ROWS:

:::

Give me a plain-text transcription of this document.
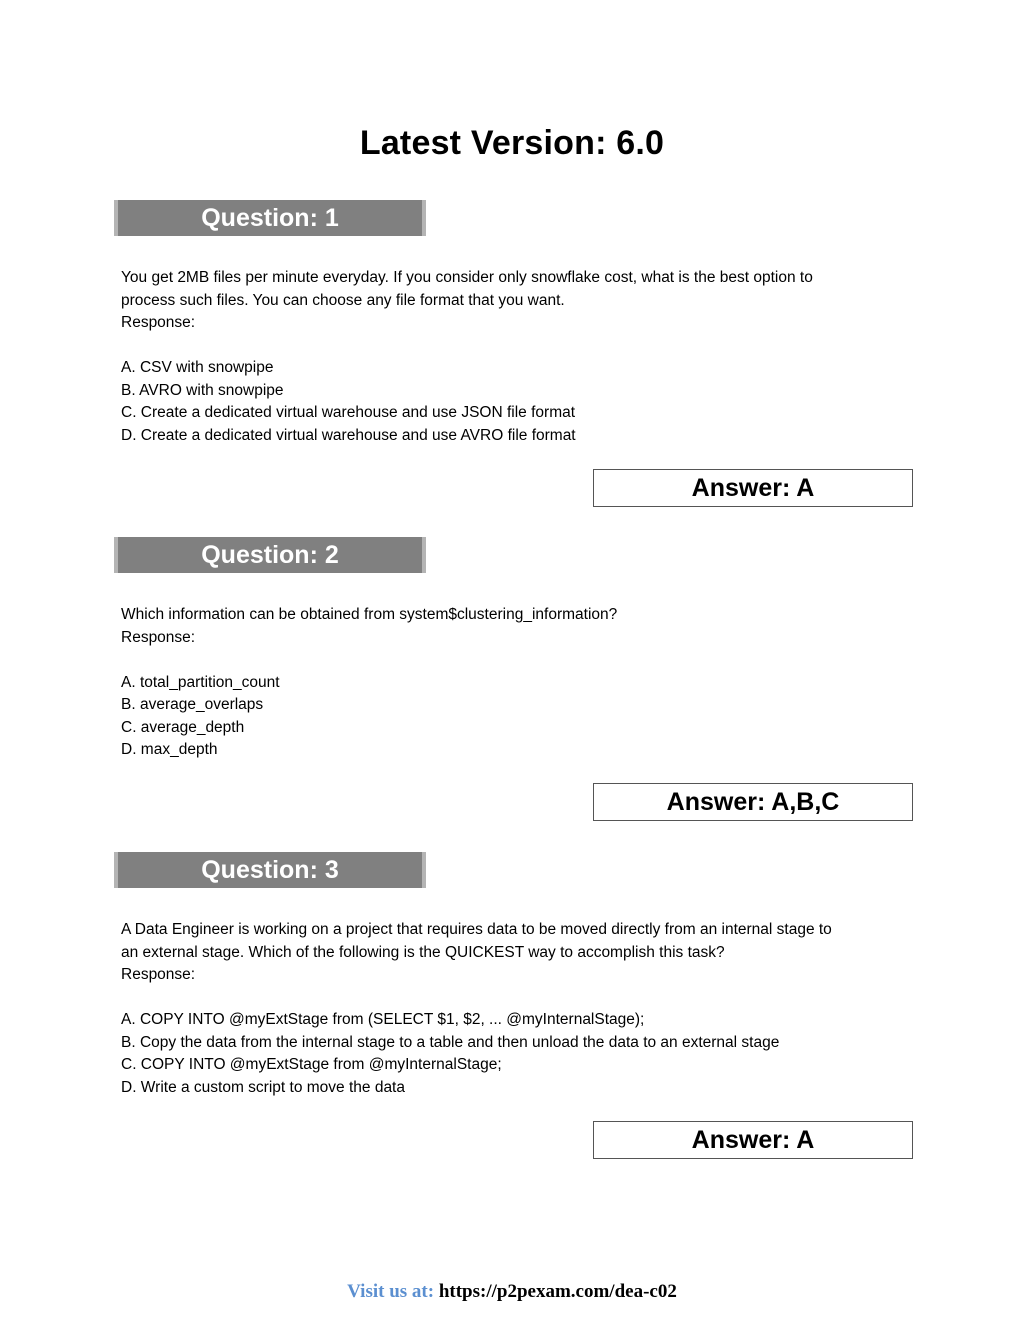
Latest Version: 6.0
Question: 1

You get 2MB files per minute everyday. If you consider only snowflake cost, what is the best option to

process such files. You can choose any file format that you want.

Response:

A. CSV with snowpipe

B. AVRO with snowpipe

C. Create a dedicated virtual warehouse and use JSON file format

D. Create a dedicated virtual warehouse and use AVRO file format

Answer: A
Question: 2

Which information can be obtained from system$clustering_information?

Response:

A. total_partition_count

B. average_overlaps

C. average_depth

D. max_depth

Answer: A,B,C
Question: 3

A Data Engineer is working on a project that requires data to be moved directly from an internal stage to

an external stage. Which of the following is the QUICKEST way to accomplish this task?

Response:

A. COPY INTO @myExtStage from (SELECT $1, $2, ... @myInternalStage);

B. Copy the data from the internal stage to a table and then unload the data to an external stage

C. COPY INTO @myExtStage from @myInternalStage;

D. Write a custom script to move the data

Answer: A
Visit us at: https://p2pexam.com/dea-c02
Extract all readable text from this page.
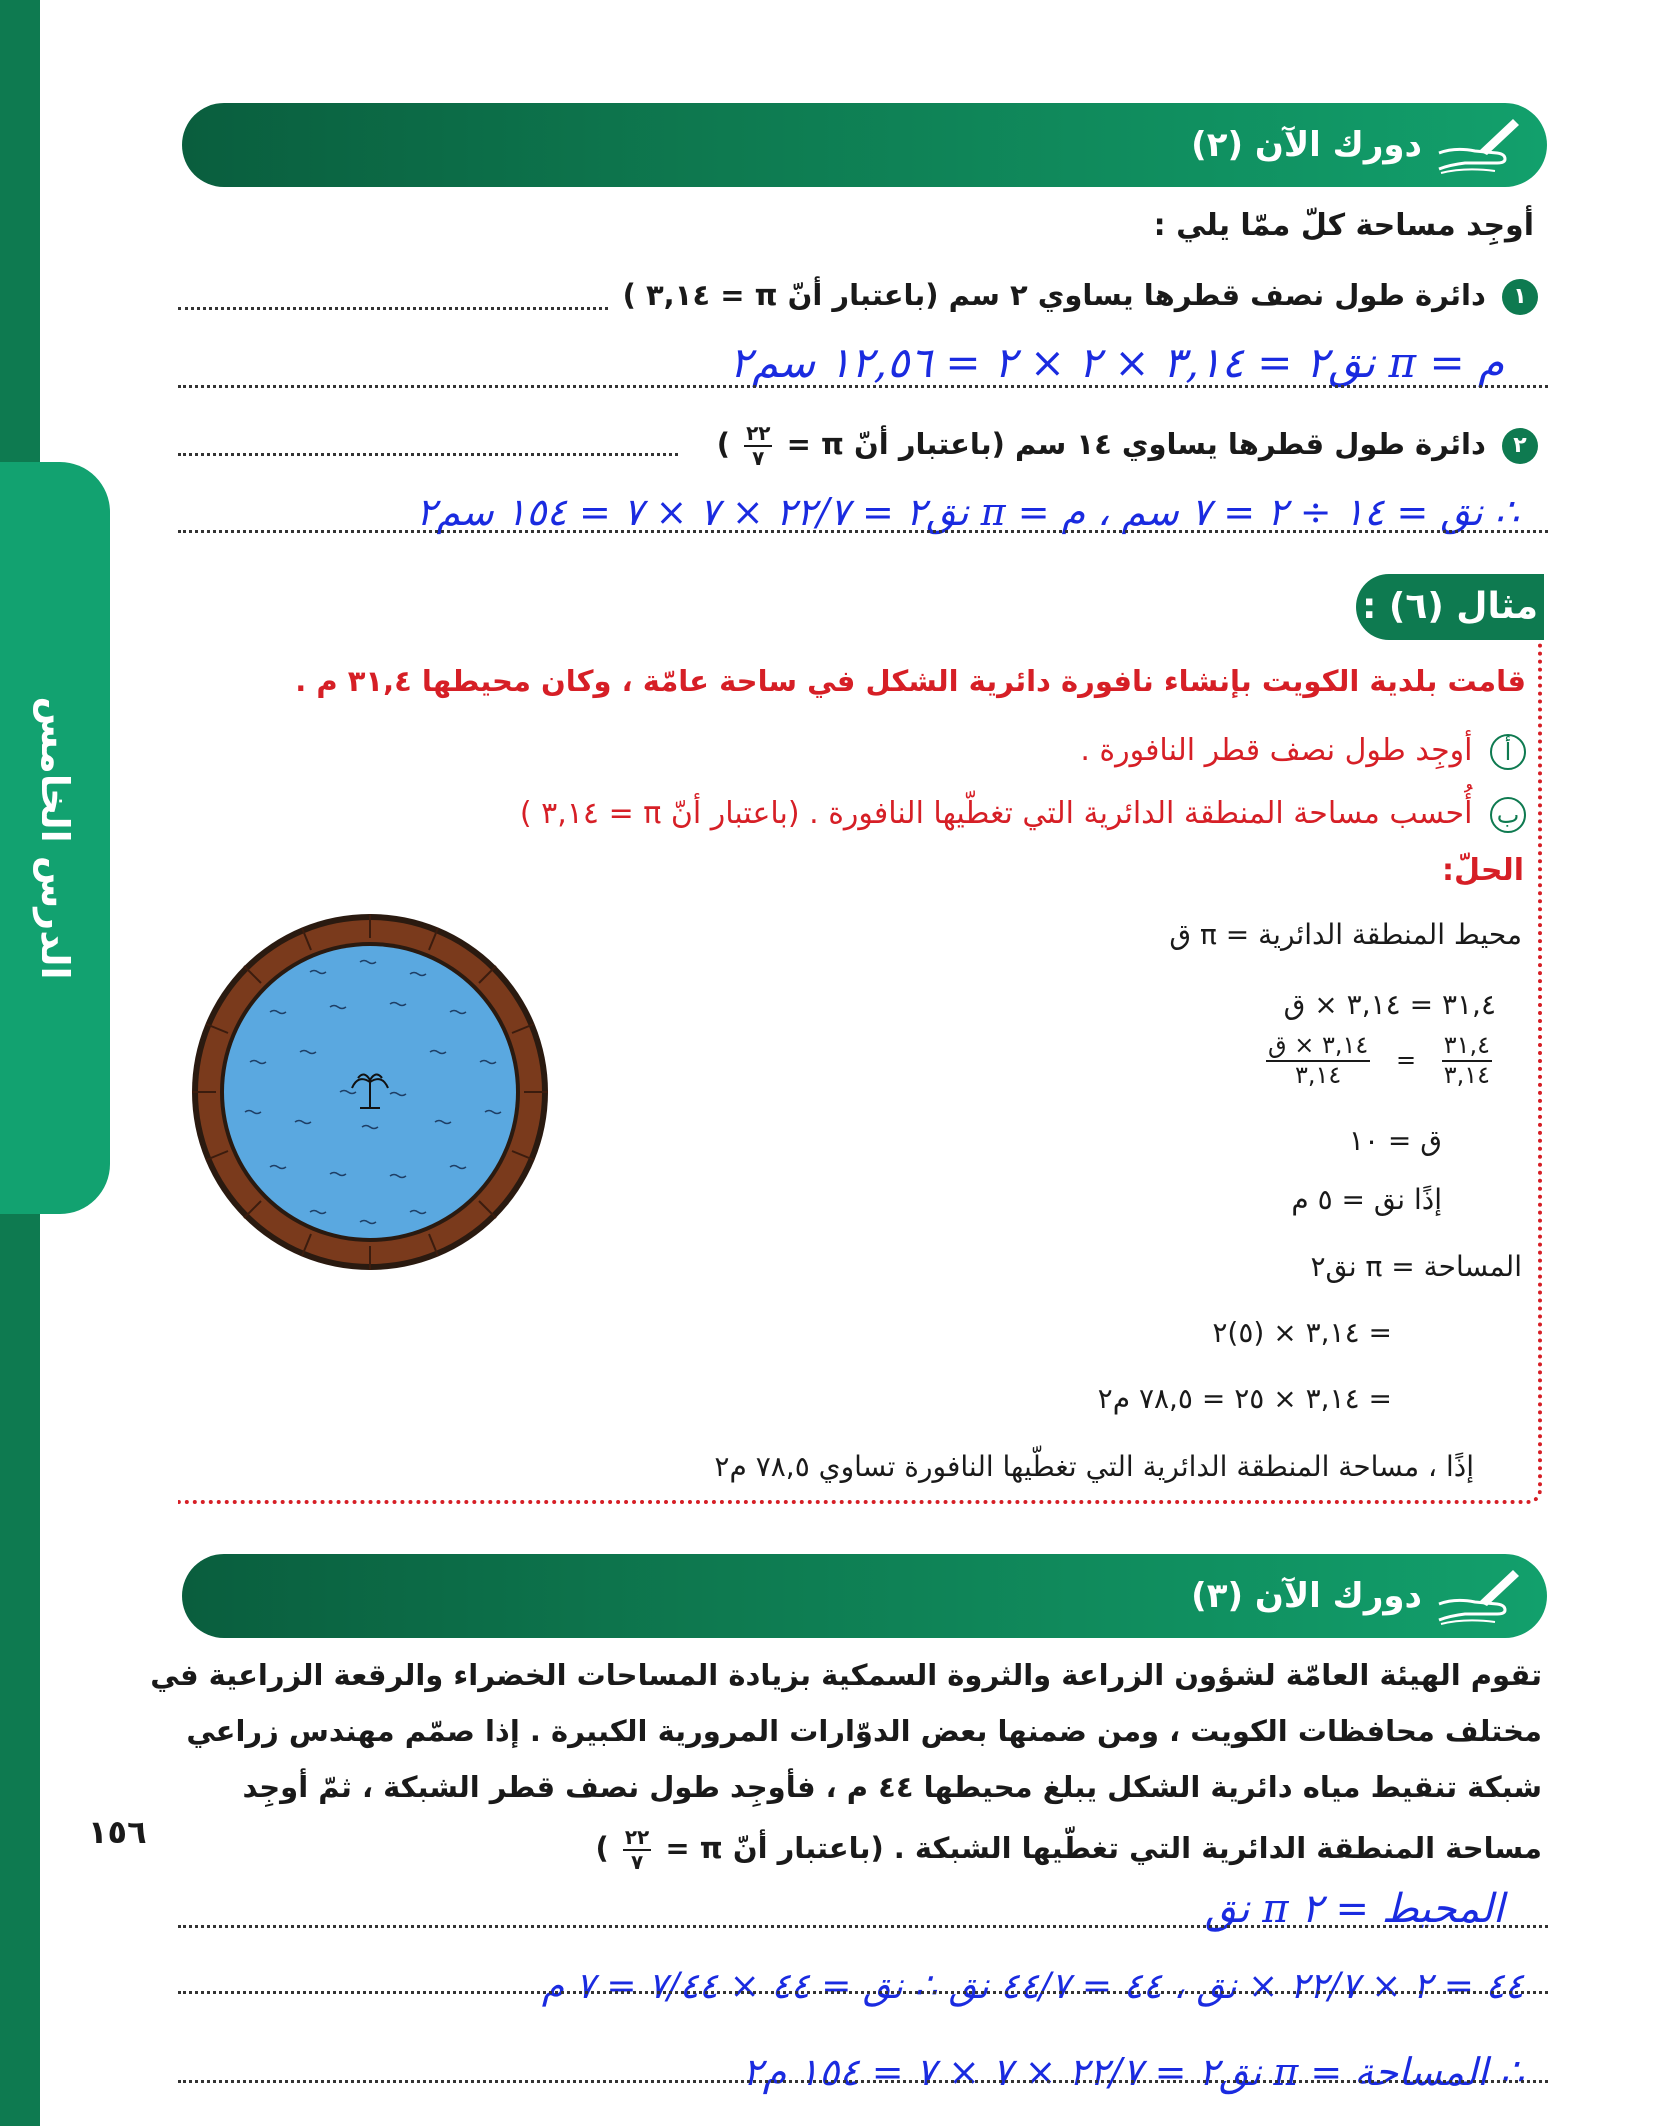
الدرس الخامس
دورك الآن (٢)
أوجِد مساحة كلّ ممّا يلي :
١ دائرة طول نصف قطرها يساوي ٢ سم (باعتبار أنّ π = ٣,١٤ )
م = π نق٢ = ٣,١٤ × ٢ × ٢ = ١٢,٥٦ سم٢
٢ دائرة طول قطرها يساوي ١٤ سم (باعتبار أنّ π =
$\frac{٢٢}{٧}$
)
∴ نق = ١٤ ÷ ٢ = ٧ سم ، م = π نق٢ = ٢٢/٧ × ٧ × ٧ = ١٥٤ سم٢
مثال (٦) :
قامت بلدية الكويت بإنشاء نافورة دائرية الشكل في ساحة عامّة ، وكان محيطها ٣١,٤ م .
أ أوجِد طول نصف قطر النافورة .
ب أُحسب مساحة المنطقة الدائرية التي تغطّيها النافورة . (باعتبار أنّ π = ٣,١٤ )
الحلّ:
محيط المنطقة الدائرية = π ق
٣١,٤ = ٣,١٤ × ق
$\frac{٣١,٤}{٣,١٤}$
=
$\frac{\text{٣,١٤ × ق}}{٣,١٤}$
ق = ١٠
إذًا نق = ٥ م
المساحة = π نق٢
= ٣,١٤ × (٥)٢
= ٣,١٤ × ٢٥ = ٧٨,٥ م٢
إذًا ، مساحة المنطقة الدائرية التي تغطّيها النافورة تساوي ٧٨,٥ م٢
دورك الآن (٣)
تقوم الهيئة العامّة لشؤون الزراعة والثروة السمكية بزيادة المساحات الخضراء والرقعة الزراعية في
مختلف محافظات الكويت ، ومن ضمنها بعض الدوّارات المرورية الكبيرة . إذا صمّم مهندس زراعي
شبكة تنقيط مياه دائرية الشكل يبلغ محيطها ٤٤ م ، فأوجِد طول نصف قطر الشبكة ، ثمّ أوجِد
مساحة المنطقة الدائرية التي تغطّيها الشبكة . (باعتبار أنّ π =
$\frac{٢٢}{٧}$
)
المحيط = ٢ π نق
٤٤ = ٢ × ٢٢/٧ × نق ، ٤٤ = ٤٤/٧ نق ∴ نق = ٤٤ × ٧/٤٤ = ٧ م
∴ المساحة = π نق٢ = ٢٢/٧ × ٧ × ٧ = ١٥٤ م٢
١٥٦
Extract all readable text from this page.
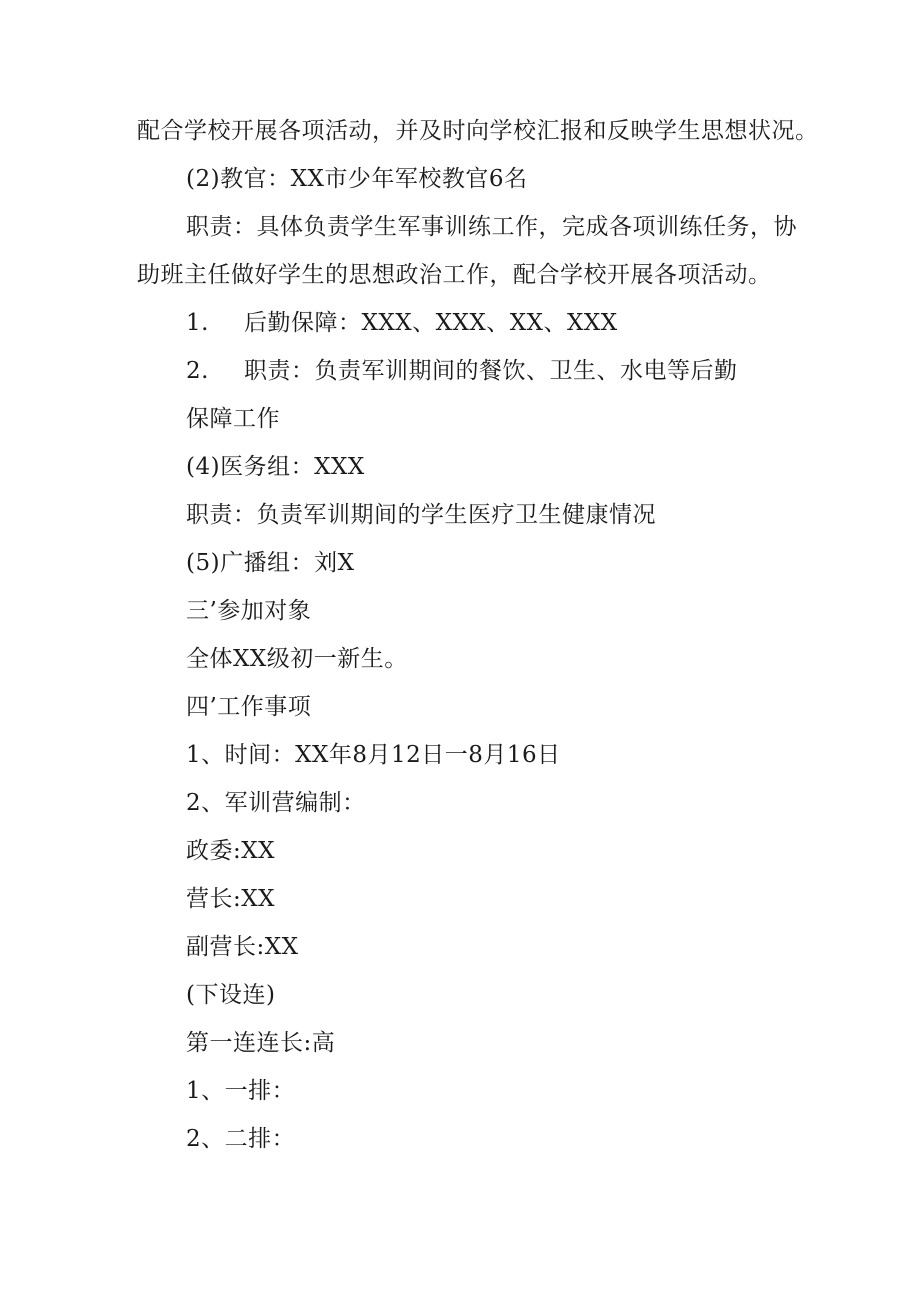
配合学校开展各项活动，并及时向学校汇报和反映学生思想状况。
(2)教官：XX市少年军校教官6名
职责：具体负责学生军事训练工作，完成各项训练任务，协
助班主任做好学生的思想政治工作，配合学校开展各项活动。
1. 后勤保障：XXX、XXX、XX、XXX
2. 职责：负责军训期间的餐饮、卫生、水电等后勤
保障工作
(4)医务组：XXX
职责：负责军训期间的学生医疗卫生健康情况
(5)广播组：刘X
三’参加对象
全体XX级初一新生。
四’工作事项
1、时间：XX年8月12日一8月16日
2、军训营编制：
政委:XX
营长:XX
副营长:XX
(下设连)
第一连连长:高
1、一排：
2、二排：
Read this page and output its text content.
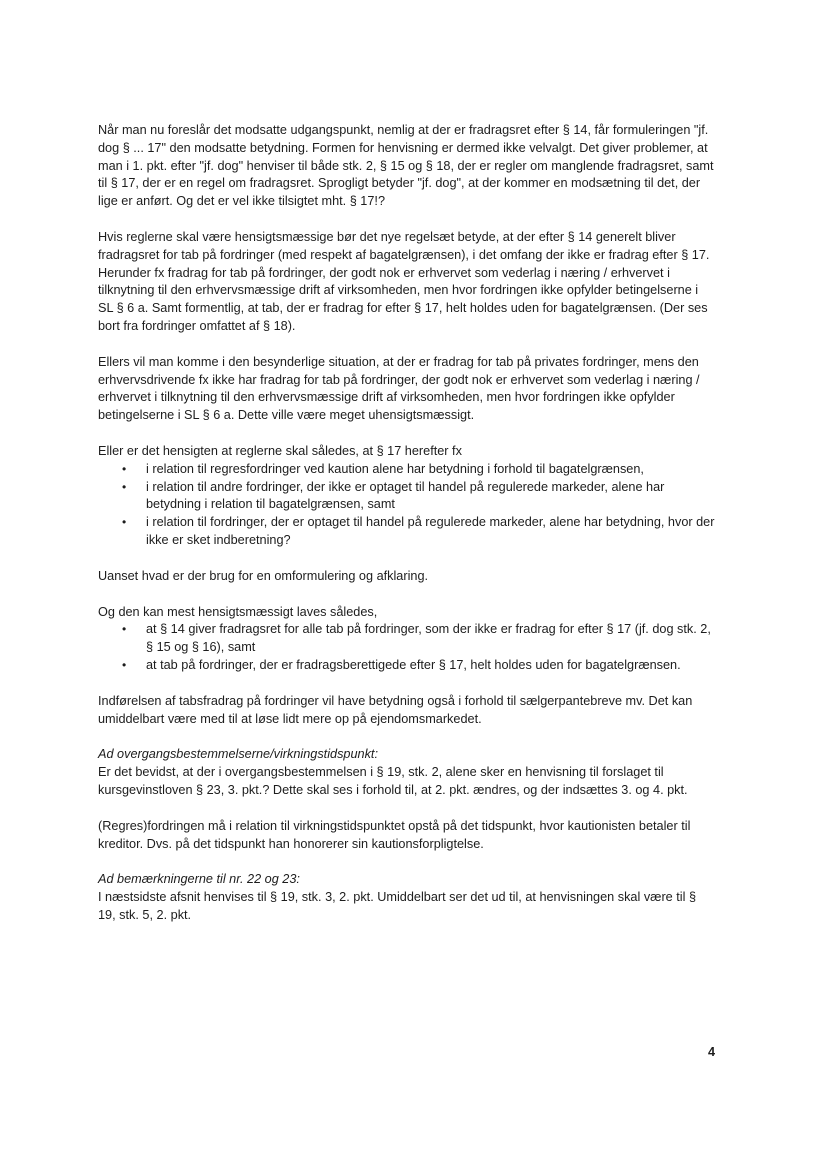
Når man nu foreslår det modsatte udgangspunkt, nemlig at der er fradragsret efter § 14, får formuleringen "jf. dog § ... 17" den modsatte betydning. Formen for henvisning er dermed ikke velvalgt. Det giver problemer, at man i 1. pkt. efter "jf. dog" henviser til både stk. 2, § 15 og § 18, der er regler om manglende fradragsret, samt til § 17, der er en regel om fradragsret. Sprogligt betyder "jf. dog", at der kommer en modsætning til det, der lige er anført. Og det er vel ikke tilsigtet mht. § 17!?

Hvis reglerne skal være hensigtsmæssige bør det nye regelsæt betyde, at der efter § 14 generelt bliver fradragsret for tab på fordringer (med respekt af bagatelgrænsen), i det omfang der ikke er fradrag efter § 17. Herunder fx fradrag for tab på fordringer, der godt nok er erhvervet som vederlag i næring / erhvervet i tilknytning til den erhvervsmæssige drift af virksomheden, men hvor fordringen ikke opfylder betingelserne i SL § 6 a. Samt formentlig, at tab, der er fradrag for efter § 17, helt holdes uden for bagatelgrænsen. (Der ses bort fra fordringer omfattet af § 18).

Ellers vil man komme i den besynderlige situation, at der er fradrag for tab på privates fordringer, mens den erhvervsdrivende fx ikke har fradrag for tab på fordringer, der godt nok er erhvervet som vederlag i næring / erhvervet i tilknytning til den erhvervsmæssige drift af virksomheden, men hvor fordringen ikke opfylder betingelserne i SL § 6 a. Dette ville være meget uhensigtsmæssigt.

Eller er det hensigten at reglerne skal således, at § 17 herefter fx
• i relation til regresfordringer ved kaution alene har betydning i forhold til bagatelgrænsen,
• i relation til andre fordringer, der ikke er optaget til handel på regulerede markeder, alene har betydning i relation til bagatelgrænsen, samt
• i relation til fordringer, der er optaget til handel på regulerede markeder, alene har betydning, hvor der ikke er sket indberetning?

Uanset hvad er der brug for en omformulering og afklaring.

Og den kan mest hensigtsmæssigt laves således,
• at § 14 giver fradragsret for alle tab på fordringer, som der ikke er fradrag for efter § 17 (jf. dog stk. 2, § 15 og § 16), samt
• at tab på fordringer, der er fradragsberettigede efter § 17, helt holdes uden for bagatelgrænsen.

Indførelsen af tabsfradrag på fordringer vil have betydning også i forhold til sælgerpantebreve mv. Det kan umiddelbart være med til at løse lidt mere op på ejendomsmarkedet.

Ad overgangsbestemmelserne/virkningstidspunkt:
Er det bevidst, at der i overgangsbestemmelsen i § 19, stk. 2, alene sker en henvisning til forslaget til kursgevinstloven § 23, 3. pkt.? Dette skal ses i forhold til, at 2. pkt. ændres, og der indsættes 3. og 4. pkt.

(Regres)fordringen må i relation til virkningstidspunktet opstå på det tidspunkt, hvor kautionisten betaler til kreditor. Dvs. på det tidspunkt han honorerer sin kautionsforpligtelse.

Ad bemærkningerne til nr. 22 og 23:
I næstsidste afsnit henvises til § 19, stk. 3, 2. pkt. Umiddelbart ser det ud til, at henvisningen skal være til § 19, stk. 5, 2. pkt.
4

:::

YOUR INSTRUCTIONS: In the records above, locate the lines holding the word "warehouse". Copy each of them.

RESPONSE BELOW:
C. Create a dedicated virtual warehouse and use JSON file format
D. Create a dedicated virtual warehouse and use AVRO file format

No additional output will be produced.